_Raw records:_

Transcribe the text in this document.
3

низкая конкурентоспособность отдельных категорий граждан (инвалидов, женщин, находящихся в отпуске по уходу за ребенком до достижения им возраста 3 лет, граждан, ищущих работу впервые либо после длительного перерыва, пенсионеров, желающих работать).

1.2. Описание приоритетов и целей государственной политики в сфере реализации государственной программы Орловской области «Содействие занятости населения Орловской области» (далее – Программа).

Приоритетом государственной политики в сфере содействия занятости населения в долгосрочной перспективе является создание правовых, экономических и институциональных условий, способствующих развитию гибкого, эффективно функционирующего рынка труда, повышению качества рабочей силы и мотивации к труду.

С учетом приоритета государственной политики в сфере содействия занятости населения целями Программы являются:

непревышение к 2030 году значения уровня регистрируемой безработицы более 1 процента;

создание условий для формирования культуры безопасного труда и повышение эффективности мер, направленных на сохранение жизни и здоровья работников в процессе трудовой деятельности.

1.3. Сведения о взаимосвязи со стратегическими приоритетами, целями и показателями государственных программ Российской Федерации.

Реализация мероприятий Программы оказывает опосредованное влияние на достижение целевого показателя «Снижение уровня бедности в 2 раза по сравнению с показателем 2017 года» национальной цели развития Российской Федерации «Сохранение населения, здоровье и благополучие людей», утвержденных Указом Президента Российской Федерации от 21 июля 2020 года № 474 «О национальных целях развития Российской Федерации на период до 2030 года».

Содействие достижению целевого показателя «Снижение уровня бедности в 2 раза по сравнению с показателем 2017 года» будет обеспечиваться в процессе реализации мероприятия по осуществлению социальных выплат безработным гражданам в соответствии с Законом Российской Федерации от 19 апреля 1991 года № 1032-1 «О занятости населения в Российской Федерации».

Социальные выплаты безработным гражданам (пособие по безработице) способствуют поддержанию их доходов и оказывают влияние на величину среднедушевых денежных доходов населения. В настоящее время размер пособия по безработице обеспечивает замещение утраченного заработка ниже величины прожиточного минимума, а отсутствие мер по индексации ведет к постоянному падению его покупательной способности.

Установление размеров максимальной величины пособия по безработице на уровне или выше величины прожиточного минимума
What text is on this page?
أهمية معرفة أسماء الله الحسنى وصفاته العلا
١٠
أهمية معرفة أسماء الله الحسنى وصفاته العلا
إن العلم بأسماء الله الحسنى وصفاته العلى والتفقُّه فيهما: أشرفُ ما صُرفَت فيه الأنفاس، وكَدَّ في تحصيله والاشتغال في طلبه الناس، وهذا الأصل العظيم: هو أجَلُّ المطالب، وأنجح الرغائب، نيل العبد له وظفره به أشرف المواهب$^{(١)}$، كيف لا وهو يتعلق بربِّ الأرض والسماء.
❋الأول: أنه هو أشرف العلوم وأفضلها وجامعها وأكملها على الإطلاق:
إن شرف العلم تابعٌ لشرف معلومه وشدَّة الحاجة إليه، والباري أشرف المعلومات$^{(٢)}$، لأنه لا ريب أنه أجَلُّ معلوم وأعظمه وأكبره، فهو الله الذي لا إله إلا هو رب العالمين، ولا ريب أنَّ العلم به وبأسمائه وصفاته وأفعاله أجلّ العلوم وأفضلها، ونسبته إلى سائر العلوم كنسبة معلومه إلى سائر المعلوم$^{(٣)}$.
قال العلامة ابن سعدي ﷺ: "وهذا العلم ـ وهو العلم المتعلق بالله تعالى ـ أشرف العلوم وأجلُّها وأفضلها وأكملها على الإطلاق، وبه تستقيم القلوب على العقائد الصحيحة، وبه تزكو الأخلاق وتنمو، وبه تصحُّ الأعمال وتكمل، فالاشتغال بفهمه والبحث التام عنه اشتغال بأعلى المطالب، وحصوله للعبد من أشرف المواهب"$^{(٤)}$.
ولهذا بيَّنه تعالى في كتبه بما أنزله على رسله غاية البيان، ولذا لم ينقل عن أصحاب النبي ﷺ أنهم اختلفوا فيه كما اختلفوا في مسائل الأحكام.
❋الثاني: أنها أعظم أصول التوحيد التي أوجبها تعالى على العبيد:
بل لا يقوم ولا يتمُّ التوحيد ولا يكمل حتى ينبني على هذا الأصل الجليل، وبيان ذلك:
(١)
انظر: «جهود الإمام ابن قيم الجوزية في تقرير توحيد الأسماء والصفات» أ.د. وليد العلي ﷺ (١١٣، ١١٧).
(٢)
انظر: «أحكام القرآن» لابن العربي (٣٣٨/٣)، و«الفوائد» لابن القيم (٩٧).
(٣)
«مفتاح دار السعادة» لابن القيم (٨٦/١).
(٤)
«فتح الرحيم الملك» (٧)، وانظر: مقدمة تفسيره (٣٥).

_Short exercise:_
Report only the number of lines in the records that include the word "التوحيد".

_Task solution:_
2